> Material supplied:
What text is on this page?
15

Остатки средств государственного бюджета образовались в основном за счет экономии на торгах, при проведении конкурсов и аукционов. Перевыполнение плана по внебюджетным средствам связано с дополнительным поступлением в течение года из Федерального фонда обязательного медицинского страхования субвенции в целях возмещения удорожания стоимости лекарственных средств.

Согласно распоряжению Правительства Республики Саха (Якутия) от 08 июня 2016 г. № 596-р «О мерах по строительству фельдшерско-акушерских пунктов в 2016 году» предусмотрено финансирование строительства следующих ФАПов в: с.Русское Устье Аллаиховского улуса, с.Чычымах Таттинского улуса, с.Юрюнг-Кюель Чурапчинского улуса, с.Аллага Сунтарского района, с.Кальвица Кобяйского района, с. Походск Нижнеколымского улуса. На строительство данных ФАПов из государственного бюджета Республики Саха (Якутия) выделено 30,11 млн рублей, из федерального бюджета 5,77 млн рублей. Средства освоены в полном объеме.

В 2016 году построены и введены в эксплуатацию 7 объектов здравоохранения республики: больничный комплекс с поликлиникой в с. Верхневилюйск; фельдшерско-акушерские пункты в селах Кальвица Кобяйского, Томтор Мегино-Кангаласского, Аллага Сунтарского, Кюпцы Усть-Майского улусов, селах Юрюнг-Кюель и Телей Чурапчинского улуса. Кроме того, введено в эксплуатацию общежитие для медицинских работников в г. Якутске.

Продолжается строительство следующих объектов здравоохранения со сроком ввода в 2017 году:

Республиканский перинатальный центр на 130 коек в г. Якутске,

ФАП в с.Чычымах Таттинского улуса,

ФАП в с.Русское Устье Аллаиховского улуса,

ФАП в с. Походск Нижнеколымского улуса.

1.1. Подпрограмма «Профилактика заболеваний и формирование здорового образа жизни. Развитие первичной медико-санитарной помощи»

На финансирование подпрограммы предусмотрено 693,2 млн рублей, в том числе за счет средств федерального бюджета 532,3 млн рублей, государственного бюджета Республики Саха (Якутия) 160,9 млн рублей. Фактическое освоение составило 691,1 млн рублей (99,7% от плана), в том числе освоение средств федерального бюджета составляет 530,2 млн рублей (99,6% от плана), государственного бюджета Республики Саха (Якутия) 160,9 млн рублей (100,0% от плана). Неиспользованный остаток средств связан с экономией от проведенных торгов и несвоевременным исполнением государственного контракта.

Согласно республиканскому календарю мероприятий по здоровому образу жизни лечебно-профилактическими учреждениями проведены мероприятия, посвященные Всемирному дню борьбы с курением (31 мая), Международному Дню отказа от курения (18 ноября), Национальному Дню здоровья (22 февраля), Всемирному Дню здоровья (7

> Exercise details: Repeat the material above in full, keeping every word.

> Response:
What text is on this page?
15

Остатки средств государственного бюджета образовались в основном за счет экономии на торгах, при проведении конкурсов и аукционов. Перевыполнение плана по внебюджетным средствам связано с дополнительным поступлением в течение года из Федерального фонда обязательного медицинского страхования субвенции в целях возмещения удорожания стоимости лекарственных средств.

Согласно распоряжению Правительства Республики Саха (Якутия) от 08 июня 2016 г. № 596-р «О мерах по строительству фельдшерско-акушерских пунктов в 2016 году» предусмотрено финансирование строительства следующих ФАПов в: с.Русское Устье Аллаиховского улуса, с.Чычымах Таттинского улуса, с.Юрюнг-Кюель Чурапчинского улуса, с.Аллага Сунтарского района, с.Кальвица Кобяйского района, с. Походск Нижнеколымского улуса. На строительство данных ФАПов из государственного бюджета Республики Саха (Якутия) выделено 30,11 млн рублей, из федерального бюджета 5,77 млн рублей. Средства освоены в полном объеме.

В 2016 году построены и введены в эксплуатацию 7 объектов здравоохранения республики: больничный комплекс с поликлиникой в с. Верхневилюйск; фельдшерско-акушерские пункты в селах Кальвица Кобяйского, Томтор Мегино-Кангаласского, Аллага Сунтарского, Кюпцы Усть-Майского улусов, селах Юрюнг-Кюель и Телей Чурапчинского улуса. Кроме того, введено в эксплуатацию общежитие для медицинских работников в г. Якутске.

Продолжается строительство следующих объектов здравоохранения со сроком ввода в 2017 году:

Республиканский перинатальный центр на 130 коек в г. Якутске,

ФАП в с.Чычымах Таттинского улуса,

ФАП в с.Русское Устье Аллаиховского улуса,

ФАП в с. Походск Нижнеколымского улуса.

1.1. Подпрограмма «Профилактика заболеваний и формирование здорового образа жизни. Развитие первичной медико-санитарной помощи»

На финансирование подпрограммы предусмотрено 693,2 млн рублей, в том числе за счет средств федерального бюджета 532,3 млн рублей, государственного бюджета Республики Саха (Якутия) 160,9 млн рублей. Фактическое освоение составило 691,1 млн рублей (99,7% от плана), в том числе освоение средств федерального бюджета составляет 530,2 млн рублей (99,6% от плана), государственного бюджета Республики Саха (Якутия) 160,9 млн рублей (100,0% от плана). Неиспользованный остаток средств связан с экономией от проведенных торгов и несвоевременным исполнением государственного контракта.

Согласно республиканскому календарю мероприятий по здоровому образу жизни лечебно-профилактическими учреждениями проведены мероприятия, посвященные Всемирному дню борьбы с курением (31 мая), Международному Дню отказа от курения (18 ноября), Национальному Дню здоровья (22 февраля), Всемирному Дню здоровья (7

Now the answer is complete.